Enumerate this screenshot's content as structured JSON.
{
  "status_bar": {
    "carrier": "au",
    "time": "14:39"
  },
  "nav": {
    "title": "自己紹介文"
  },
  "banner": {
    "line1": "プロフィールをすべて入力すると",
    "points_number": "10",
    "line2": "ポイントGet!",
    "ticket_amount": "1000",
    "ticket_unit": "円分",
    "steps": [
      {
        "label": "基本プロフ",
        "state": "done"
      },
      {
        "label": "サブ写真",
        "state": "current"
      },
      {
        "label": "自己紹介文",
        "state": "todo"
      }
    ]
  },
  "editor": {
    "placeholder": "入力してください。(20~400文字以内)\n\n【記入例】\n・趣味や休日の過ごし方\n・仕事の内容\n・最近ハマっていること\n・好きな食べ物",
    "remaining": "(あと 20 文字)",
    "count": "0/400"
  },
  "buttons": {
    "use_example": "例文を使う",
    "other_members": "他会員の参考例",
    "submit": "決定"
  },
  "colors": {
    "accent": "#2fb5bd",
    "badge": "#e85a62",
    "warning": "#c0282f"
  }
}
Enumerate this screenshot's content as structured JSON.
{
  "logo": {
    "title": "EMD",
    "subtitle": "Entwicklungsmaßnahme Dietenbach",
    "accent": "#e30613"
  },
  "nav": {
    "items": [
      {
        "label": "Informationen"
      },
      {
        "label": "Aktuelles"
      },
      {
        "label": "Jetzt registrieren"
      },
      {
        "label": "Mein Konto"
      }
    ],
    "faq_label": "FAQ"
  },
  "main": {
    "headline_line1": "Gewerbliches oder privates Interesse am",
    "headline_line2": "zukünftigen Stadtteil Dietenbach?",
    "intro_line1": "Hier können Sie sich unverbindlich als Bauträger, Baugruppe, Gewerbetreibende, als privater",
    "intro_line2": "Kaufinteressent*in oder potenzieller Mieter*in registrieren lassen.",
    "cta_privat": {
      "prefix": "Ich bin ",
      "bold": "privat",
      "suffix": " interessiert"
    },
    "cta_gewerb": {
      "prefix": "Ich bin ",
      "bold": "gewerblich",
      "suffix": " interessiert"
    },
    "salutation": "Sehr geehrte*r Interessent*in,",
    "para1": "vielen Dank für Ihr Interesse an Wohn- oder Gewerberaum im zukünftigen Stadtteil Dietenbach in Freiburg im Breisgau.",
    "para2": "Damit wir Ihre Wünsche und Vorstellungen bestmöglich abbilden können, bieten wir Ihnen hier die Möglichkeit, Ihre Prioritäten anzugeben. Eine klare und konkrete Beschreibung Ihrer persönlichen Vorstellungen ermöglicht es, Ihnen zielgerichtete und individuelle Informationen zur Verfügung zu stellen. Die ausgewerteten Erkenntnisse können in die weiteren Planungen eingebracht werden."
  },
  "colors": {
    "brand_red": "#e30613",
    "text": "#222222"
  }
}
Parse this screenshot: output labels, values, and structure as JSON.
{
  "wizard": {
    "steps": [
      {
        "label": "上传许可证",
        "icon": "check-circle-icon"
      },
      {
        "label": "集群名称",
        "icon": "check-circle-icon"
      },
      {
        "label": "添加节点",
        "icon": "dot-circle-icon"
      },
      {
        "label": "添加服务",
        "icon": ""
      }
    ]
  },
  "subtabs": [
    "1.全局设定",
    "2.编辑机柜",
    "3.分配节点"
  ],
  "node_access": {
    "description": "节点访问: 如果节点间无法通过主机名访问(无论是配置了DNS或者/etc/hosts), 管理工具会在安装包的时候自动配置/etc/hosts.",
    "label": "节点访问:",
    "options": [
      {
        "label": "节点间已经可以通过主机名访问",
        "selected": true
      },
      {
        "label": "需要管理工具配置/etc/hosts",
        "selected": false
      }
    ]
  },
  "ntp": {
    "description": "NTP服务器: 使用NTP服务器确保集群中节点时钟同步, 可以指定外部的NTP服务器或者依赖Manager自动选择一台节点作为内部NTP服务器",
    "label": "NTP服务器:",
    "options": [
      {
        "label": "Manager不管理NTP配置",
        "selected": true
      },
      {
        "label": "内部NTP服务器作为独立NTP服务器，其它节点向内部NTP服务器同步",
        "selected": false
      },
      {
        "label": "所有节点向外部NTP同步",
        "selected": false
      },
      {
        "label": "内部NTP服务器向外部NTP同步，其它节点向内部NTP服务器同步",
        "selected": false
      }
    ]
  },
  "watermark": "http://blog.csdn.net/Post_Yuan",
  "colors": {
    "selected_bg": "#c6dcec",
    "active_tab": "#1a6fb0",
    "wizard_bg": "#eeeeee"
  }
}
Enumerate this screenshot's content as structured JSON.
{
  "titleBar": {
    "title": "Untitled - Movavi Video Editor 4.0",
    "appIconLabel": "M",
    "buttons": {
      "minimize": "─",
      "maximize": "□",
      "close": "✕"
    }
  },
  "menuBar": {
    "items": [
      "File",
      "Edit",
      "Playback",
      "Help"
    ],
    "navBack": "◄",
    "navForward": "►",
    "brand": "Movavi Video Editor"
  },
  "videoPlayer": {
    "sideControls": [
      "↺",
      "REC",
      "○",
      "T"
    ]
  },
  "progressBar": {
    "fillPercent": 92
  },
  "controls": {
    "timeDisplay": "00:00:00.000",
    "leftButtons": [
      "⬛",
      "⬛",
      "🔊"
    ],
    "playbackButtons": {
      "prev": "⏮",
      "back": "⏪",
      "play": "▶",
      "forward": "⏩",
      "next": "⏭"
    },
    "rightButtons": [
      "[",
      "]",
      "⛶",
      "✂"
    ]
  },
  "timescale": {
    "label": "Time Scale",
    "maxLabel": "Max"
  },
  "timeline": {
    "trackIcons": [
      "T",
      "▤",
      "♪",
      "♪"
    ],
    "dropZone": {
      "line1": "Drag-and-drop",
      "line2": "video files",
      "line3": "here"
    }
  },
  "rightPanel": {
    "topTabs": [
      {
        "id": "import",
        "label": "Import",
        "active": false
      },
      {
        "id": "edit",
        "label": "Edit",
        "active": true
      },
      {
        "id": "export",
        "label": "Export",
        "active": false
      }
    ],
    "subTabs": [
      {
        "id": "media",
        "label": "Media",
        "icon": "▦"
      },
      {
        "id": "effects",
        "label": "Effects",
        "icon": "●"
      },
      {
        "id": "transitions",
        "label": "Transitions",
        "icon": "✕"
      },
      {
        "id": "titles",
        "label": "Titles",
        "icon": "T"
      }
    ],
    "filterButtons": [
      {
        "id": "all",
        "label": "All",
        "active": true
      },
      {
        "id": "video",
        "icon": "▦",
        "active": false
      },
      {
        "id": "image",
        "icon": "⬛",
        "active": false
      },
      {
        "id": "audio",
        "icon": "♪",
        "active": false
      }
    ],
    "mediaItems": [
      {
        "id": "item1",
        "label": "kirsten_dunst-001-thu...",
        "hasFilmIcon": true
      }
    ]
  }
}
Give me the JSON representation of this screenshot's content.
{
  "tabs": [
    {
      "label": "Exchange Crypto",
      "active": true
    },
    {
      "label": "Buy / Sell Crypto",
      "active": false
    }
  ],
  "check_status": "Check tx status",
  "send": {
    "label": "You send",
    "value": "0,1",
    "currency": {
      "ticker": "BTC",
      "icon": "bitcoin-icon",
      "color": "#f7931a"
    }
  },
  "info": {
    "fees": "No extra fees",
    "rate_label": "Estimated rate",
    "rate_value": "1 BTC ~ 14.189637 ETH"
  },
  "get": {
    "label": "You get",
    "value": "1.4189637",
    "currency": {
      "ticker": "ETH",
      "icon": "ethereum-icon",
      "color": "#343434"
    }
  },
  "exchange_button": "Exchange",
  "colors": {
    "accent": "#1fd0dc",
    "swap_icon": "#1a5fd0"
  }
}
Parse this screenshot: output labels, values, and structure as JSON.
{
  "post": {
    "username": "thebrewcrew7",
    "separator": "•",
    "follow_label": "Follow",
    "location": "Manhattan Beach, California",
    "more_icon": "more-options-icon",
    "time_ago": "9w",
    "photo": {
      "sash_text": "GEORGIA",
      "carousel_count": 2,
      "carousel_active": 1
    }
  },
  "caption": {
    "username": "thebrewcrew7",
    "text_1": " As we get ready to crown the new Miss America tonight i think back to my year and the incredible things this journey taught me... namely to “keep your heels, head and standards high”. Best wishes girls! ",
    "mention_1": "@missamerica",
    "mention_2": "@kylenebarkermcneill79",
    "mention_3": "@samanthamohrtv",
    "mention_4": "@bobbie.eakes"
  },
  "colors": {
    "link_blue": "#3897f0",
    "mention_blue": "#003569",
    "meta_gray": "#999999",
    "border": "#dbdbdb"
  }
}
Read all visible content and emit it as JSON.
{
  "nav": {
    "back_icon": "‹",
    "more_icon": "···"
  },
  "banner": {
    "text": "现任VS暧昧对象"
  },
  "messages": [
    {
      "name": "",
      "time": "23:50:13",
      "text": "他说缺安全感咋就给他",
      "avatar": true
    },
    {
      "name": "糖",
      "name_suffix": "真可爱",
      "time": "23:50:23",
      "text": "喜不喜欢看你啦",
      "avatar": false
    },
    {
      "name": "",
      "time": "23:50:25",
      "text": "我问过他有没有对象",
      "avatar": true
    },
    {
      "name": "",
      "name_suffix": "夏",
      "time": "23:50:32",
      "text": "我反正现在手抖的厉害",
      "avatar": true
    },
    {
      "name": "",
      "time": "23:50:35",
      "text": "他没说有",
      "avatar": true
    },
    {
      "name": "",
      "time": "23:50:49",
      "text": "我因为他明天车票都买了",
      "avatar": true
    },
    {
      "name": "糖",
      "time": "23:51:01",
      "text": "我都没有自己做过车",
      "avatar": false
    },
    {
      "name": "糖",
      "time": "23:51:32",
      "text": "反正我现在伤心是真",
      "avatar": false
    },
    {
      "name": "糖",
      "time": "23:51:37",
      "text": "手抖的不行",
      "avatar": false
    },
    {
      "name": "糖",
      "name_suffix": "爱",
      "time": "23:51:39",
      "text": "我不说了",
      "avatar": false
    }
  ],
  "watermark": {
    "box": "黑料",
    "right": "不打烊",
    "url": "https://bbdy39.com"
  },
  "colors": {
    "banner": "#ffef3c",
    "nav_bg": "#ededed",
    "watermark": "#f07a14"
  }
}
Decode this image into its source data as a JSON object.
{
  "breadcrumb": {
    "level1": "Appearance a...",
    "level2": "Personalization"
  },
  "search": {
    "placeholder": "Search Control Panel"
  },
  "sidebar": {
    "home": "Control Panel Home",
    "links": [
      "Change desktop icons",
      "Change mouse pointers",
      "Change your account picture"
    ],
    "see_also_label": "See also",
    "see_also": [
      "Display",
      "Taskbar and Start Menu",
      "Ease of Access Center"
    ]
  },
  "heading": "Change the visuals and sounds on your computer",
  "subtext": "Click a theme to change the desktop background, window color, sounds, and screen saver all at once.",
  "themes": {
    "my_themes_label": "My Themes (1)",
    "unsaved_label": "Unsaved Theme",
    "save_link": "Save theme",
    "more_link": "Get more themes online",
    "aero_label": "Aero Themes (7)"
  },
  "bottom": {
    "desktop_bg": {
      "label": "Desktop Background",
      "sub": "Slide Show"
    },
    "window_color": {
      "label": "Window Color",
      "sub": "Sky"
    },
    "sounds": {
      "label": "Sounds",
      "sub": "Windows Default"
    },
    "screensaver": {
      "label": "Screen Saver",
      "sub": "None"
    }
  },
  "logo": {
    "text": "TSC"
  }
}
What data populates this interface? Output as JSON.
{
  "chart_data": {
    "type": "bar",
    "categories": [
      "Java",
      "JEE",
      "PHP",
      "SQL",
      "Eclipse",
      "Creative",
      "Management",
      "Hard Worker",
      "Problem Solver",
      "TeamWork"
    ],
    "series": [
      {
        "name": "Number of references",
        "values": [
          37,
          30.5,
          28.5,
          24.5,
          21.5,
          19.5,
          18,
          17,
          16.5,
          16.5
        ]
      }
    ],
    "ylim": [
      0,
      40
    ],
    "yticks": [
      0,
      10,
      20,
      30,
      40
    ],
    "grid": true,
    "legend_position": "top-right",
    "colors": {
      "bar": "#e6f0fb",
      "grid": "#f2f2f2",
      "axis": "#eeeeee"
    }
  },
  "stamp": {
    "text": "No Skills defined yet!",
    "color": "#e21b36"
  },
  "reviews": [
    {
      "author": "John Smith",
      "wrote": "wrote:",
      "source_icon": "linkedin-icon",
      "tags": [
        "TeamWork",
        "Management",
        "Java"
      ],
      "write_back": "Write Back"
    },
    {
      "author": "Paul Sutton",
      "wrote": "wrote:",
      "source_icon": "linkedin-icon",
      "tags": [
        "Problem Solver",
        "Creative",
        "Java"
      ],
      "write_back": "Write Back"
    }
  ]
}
+ + +
▶ WHAT TO PRODUCE
Output the line containing "What data populates" and all lines after it to the end of the records, exactly as given.

▶ SOLUTION TO THIS TASK
What data populates this interface? Output as JSON.
{
  "chart_data": {
    "type": "bar",
    "categories": [
      "Java",
      "JEE",
      "PHP",
      "SQL",
      "Eclipse",
      "Creative",
      "Management",
      "Hard Worker",
      "Problem Solver",
      "TeamWork"
    ],
    "series": [
      {
        "name": "Number of references",
        "values": [
          37,
          30.5,
          28.5,
          24.5,
          21.5,
          19.5,
          18,
          17,
          16.5,
          16.5
        ]
      }
    ],
    "ylim": [
      0,
      40
    ],
    "yticks": [
      0,
      10,
      20,
      30,
      40
    ],
    "grid": true,
    "legend_position": "top-right",
    "colors": {
      "bar": "#e6f0fb",
      "grid": "#f2f2f2",
      "axis": "#eeeeee"
    }
  },
  "stamp": {
    "text": "No Skills defined yet!",
    "color": "#e21b36"
  },
  "reviews": [
    {
      "author": "John Smith",
      "wrote": "wrote:",
      "source_icon": "linkedin-icon",
      "tags": [
        "TeamWork",
        "Management",
        "Java"
      ],
      "write_back": "Write Back"
    },
    {
      "author": "Paul Sutton",
      "wrote": "wrote:",
      "source_icon": "linkedin-icon",
      "tags": [
        "Problem Solver",
        "Creative",
        "Java"
      ],
      "write_back": "Write Back"
    }
  ]
}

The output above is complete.